Problem details ->
Set down, in full, every record in the block.
-------
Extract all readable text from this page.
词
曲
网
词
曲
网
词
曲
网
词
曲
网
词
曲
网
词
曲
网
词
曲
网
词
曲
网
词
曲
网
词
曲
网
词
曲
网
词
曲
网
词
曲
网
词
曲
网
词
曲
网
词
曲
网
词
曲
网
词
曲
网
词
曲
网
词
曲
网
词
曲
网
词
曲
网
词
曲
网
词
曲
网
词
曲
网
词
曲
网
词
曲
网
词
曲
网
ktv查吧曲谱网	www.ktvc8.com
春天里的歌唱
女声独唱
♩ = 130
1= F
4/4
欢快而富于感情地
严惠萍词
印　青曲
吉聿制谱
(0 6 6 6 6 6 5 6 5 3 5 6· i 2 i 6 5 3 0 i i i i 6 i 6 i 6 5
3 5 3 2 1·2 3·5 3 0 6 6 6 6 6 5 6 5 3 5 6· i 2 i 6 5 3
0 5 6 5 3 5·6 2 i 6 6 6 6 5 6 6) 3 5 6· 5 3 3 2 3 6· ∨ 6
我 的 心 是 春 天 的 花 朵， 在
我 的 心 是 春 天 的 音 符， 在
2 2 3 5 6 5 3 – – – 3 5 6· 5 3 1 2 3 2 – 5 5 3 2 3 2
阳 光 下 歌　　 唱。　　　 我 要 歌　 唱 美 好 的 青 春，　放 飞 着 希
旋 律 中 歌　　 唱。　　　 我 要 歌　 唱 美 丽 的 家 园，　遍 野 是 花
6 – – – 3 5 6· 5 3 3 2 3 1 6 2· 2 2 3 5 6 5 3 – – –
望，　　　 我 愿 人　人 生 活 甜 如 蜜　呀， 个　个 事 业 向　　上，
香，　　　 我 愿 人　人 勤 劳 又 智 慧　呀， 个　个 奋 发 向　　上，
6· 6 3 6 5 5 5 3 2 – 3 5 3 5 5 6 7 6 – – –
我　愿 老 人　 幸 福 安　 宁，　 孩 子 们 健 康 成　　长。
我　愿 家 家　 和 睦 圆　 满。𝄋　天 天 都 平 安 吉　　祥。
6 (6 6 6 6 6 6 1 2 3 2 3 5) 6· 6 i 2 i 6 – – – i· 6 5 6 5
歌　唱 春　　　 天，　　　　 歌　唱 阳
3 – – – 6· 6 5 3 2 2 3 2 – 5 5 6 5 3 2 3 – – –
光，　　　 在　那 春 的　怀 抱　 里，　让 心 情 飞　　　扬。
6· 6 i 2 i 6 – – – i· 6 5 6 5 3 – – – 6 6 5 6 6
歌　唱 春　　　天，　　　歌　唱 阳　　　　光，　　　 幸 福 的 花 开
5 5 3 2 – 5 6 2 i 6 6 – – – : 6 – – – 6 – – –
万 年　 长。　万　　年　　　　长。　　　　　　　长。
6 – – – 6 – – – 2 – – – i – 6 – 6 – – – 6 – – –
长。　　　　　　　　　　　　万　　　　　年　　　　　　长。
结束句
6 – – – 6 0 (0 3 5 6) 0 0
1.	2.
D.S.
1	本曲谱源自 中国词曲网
-------
Task answer ->
Extract all readable text from this page.
词
曲
网
词
曲
网
词
曲
网
词
曲
网
词
曲
网
词
曲
网
词
曲
网
词
曲
网
词
曲
网
词
曲
网
词
曲
网
词
曲
网
词
曲
网
词
曲
网
词
曲
网
词
曲
网
词
曲
网
词
曲
网
词
曲
网
词
曲
网
词
曲
网
词
曲
网
词
曲
网
词
曲
网
词
曲
网
词
曲
网
词
曲
网
词
曲
网
ktv查吧曲谱网	www.ktvc8.com
春天里的歌唱
女声独唱
♩ = 130
1= F
4/4
欢快而富于感情地
严惠萍词
印　青曲
吉聿制谱
(0 6 6 6 6 6 5 6 5 3 5 6· i 2 i 6 5 3 0 i i i i 6 i 6 i 6 5
3 5 3 2 1·2 3·5 3 0 6 6 6 6 6 5 6 5 3 5 6· i 2 i 6 5 3
0 5 6 5 3 5·6 2 i 6 6 6 6 5 6 6) 3 5 6· 5 3 3 2 3 6· ∨ 6
我 的 心 是 春 天 的 花 朵， 在
我 的 心 是 春 天 的 音 符， 在
2 2 3 5 6 5 3 – – – 3 5 6· 5 3 1 2 3 2 – 5 5 3 2 3 2
阳 光 下 歌　　 唱。　　　 我 要 歌　 唱 美 好 的 青 春，　放 飞 着 希
旋 律 中 歌　　 唱。　　　 我 要 歌　 唱 美 丽 的 家 园，　遍 野 是 花
6 – – – 3 5 6· 5 3 3 2 3 1 6 2· 2 2 3 5 6 5 3 – – –
望，　　　 我 愿 人　人 生 活 甜 如 蜜　呀， 个　个 事 业 向　　上，
香，　　　 我 愿 人　人 勤 劳 又 智 慧　呀， 个　个 奋 发 向　　上，
6· 6 3 6 5 5 5 3 2 – 3 5 3 5 5 6 7 6 – – –
我　愿 老 人　 幸 福 安　 宁，　 孩 子 们 健 康 成　　长。
我　愿 家 家　 和 睦 圆　 满。𝄋　天 天 都 平 安 吉　　祥。
6 (6 6 6 6 6 6 1 2 3 2 3 5) 6· 6 i 2 i 6 – – – i· 6 5 6 5
歌　唱 春　　　 天，　　　　 歌　唱 阳
3 – – – 6· 6 5 3 2 2 3 2 – 5 5 6 5 3 2 3 – – –
光，　　　 在　那 春 的　怀 抱　 里，　让 心 情 飞　　　扬。
6· 6 i 2 i 6 – – – i· 6 5 6 5 3 – – – 6 6 5 6 6
歌　唱 春　　　天，　　　歌　唱 阳　　　　光，　　　 幸 福 的 花 开
5 5 3 2 – 5 6 2 i 6 6 – – – : 6 – – – 6 – – –
万 年　 长。　万　　年　　　　长。　　　　　　　长。
6 – – – 6 – – – 2 – – – i – 6 – 6 – – – 6 – – –
长。　　　　　　　　　　　　万　　　　　年　　　　　　长。
结束句
6 – – – 6 0 (0 3 5 6) 0 0
1.	2.
D.S.
1	本曲谱源自 中国词曲网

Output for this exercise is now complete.